Provided passage:
========

338,520 adult social care workers out of a workforce of 1.3 million left their jobs, with 60% leaving this sector of the care system completely. These workers are quite literally being forced out of this demanding work caring for the elderly and infirm through a regime of cost-cutting that has seen full-time care workers earning just £14,800 a year, and one-in-four on a zero-hours contract.

According to the Unison union, low pay is endemic throughout all sections of the care system from the home visit sector to residential care. The vast majority of workers making home visits to the elderly are employed by the private sector, and 90% are paid below the national minimum wage.

The private employers are able to get away with this by not paying for travelling time between visits or, in the case when an overnight stay is required, not paying for ‘sleeping time’.

Those on zero-hours contracts receive no holiday or sick pay. With low-paid staff being forced to rush around from visit to visit, and limited to ridiculous times for each visit – sometimes as low as ten minutes – it is scarcely surprising that these care workers are burnt out and leaving in droves to escape this intolerable situation they face daily.

========

What needs to be done:
Continue the passage about care workers leaving their jobs, starting after its final sentence.

Records supplied:
========

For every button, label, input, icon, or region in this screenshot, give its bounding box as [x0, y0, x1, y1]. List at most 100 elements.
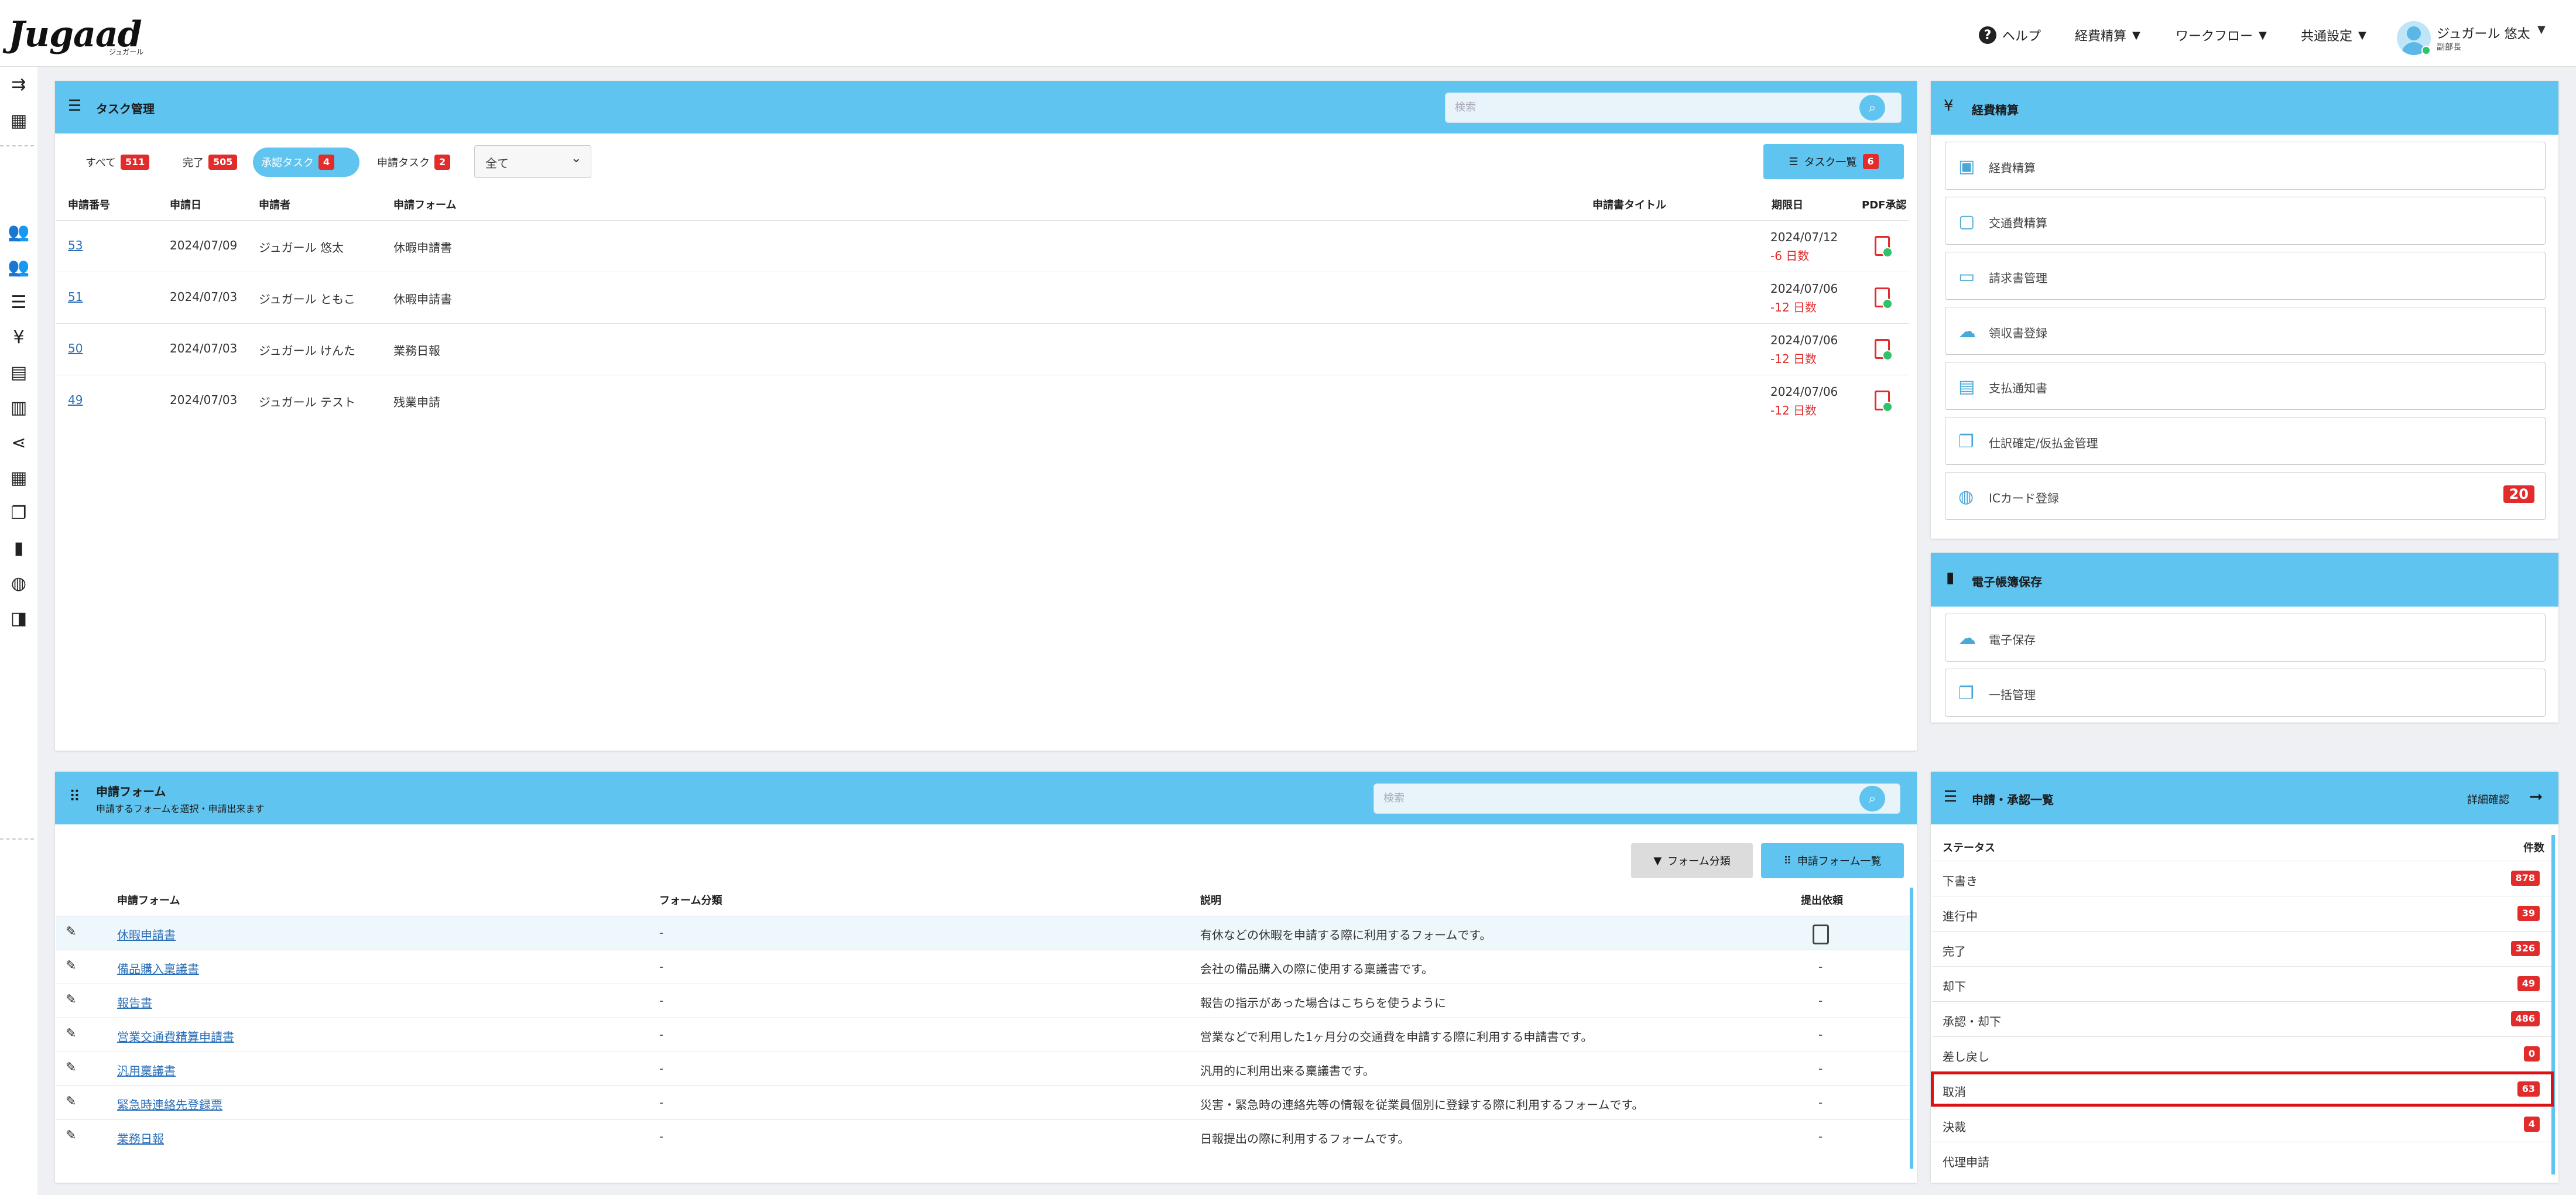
pdf-approve-icon[interactable]	[1875, 339, 1893, 361]
pin-icon[interactable]: ✎	[66, 1026, 76, 1041]
sidebar-divider	[0, 838, 34, 840]
nav-common-settings-dropdown[interactable]: 共通設定 ▼	[2301, 26, 2366, 44]
form-name-link[interactable]: 営業交通費精算申請書	[117, 1028, 234, 1045]
table-row[interactable]: ✎ 報告書 - 報告の指示があった場合はこちらを使うように -	[56, 984, 1913, 1018]
menu-electronic-storage[interactable]: ☁ 電子保存	[1945, 614, 2546, 662]
menu-label: 請求書管理	[1989, 271, 2047, 285]
document-stack-icon[interactable]: ▥	[7, 396, 30, 419]
pin-icon[interactable]: ✎	[66, 1060, 76, 1075]
pdf-approve-icon[interactable]	[1875, 236, 1893, 258]
application-date: 2024/07/03	[170, 393, 238, 407]
table-row[interactable]: ✎ 汎用稟議書 - 汎用的に利用出来る稟議書です。 -	[56, 1052, 1913, 1086]
list-icon[interactable]: ☰	[7, 290, 30, 314]
submit-request-icon[interactable]	[1813, 925, 1829, 944]
users-alt-icon[interactable]: 👥	[7, 255, 30, 279]
menu-invoice-management[interactable]: ▭ 請求書管理	[1945, 252, 2546, 300]
pin-icon[interactable]: ✎	[66, 1128, 76, 1143]
menu-toggle-icon[interactable]: ⇉	[7, 73, 30, 96]
tab-all[interactable]: すべて 511	[77, 148, 157, 177]
menu-ic-card-registration[interactable]: ◍ ICカード登録 20	[1945, 472, 2546, 520]
application-no-link[interactable]: 51	[68, 290, 83, 304]
form-list-scrollbar[interactable]	[1910, 888, 1913, 1169]
table-row[interactable]: 50 2024/07/03 ジュガール けんた 業務日報 2024/07/06 …	[56, 323, 1909, 375]
table-row[interactable]: 53 2024/07/09 ジュガール 悠太 休暇申請書 2024/07/12 …	[56, 220, 1909, 272]
form-name-link[interactable]: 業務日報	[117, 1129, 164, 1146]
tab-approval-tasks[interactable]: 承認タスク 4	[253, 148, 359, 177]
menu-payment-notice[interactable]: ▤ 支払通知書	[1945, 362, 2546, 410]
table-row[interactable]: ✎ 緊急時連絡先登録票 - 災害・緊急時の連絡先等の情報を従業員個別に登録する際…	[56, 1086, 1913, 1119]
pin-icon[interactable]: ✎	[66, 1094, 76, 1109]
pdf-approve-icon[interactable]	[1875, 391, 1893, 412]
menu-receipt-registration[interactable]: ☁ 領収書登録	[1945, 307, 2546, 355]
submit-request: -	[1818, 1095, 1823, 1110]
list-item[interactable]: 進行中 39	[1932, 896, 2555, 931]
user-name[interactable]: ジュガール 悠太	[2437, 23, 2530, 42]
task-search-input[interactable]: 検索	[1445, 93, 1902, 123]
share-icon[interactable]: ⋖	[7, 431, 30, 454]
list-item[interactable]: 決裁 4	[1932, 1107, 2555, 1142]
form-search-input[interactable]: 検索	[1373, 783, 1900, 814]
table-row[interactable]: ✎ 休暇申請書 - 有休などの休暇を申請する際に利用するフォームです。	[56, 916, 1913, 950]
cloud-upload-icon: ☁	[1958, 628, 1976, 649]
globe-icon[interactable]: ◍	[7, 571, 30, 595]
form-name-link[interactable]: 緊急時連絡先登録票	[117, 1095, 222, 1112]
menu-journal-advance[interactable]: ❐ 仕訳確定/仮払金管理	[1945, 417, 2546, 465]
nav-expense-dropdown[interactable]: 経費精算 ▼	[2075, 26, 2140, 44]
menu-transport-settlement[interactable]: ▢ 交通費精算	[1945, 197, 2546, 245]
table-row[interactable]: 51 2024/07/03 ジュガール ともこ 休暇申請書 2024/07/06…	[56, 272, 1909, 323]
table-icon[interactable]: ▦	[7, 466, 30, 489]
list-item[interactable]: 代理申請	[1932, 1142, 2555, 1175]
applicant-name: ジュガール 悠太	[259, 241, 344, 255]
search-icon[interactable]: ⌕	[1859, 95, 1885, 121]
yen-icon[interactable]: ¥	[7, 326, 30, 349]
application-no-link[interactable]: 49	[68, 393, 83, 407]
wallet-icon[interactable]: ◨	[7, 607, 30, 630]
form-name-link[interactable]: 汎用稟議書	[117, 1062, 176, 1078]
col-application-form: 申請フォーム	[393, 199, 457, 211]
help-link[interactable]: ? ヘルプ	[1979, 26, 2041, 44]
table-row[interactable]: ✎ 業務日報 - 日報提出の際に利用するフォームです。 -	[56, 1119, 1913, 1153]
users-icon[interactable]: 👥	[7, 220, 30, 244]
document-icon[interactable]: ▤	[7, 361, 30, 384]
list-item[interactable]: 下書き 878	[1932, 861, 2555, 896]
table-row[interactable]: 49 2024/07/03 ジュガール テスト 残業申請 2024/07/06 …	[56, 375, 1909, 426]
form-name-link[interactable]: 報告書	[117, 994, 152, 1011]
menu-expense-settlement[interactable]: ▣ 経費精算	[1945, 142, 2546, 190]
arrow-right-icon[interactable]: ➞	[2529, 787, 2543, 806]
form-description: 有休などの休暇を申請する際に利用するフォームです。	[1200, 928, 1492, 942]
status-panel-title: 申請・承認一覧	[1972, 793, 2054, 807]
status-name: 完了	[1943, 944, 1966, 958]
detail-link[interactable]: 詳細確認	[2467, 792, 2509, 807]
form-list-button[interactable]: ⠿ 申請フォーム一覧	[1761, 843, 1904, 878]
search-icon[interactable]: ⌕	[1859, 786, 1885, 811]
chevron-down-icon: ▼	[2259, 29, 2267, 42]
list-item[interactable]: 承認・却下 486	[1932, 1001, 2555, 1036]
chevron-down-icon[interactable]: ▼	[2537, 23, 2546, 36]
pin-icon[interactable]: ✎	[66, 958, 76, 973]
tab-application-tasks[interactable]: 申請タスク 2	[369, 148, 458, 177]
form-name-link[interactable]: 備品購入稟議書	[117, 960, 199, 977]
list-icon: ☰	[1789, 155, 1799, 168]
form-category-button[interactable]: ▼ フォーム分類	[1631, 843, 1753, 878]
list-item[interactable]: 差し戻し 0	[1932, 1036, 2555, 1071]
list-item[interactable]: 完了 326	[1932, 931, 2555, 966]
file-icon[interactable]: ▮	[7, 536, 30, 560]
pdf-approve-icon[interactable]	[1875, 287, 1893, 309]
tab-done[interactable]: 完了 505	[174, 148, 245, 177]
help-icon: ?	[1979, 26, 1996, 44]
application-no-link[interactable]: 50	[68, 341, 83, 355]
pin-icon[interactable]: ✎	[66, 925, 76, 939]
menu-bulk-management[interactable]: ❐ 一括管理	[1945, 669, 2546, 717]
application-no-link[interactable]: 53	[68, 238, 83, 252]
building-icon[interactable]: ▦	[7, 109, 30, 132]
status-list-scrollbar[interactable]	[2551, 835, 2555, 1175]
task-list-button[interactable]: ☰ タスク一覧 6	[1763, 144, 1904, 179]
form-name-link[interactable]: 休暇申請書	[117, 926, 176, 943]
table-row[interactable]: ✎ 営業交通費精算申請書 - 営業などで利用した1ヶ月分の交通費を申請する際に利…	[56, 1018, 1913, 1052]
list-item[interactable]: 却下 49	[1932, 966, 2555, 1001]
table-row[interactable]: ✎ 備品購入稟議書 - 会社の備品購入の際に使用する稟議書です。 -	[56, 950, 1913, 984]
nav-workflow-dropdown[interactable]: ワークフロー ▼	[2176, 26, 2267, 44]
copy-icon[interactable]: ❐	[7, 501, 30, 525]
application-date: 2024/07/03	[170, 341, 238, 355]
pin-icon[interactable]: ✎	[66, 992, 76, 1007]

========

Answer:
For those employed in the residential home sector the situation is as dire. The spokesman for the private owners of homes last month warned that these small businesses, which account for the majority in the UK, are facing bankruptcy due to the increase in the minimum wage and other costs, and the drastic cut in the money that local authorities are prepared to pay towards caring for residents.

These cuts have been dictated by the massive cuts to local government imposed by the Tories under their austerity regime. A record number of private care homes have closed, and more than 400 have been declared insolvent.

The crisis is not confined to these small businesses. Four Seasons Healthcare, the country’s biggest care home group, last year reported a £264 million loss. On top of the massive cuts in council spending Four Seasons, owned by a private equity company Terra Firma, is drowning in debt for which it is paying over £52.1 million in interest.

Private equity companies moved into the care homes business seeing it as a vast profit making machine paid out of public money. Now these profits are disappearing fast they will simply close down and move on to yet another ‘investment opportunity’ potentially leaving the 18,500 elderly people in its homes high and dry.

The elderly who are too poor to pay the astronomical sums demanded for fully-funded private care, or those whose existing money or property have already been swallowed up leaving them broke and relying on funding from cash strapped local councils, will be turned out onto the streets – this is the future capitalism holds for those it regards as just worthless drains on the economy.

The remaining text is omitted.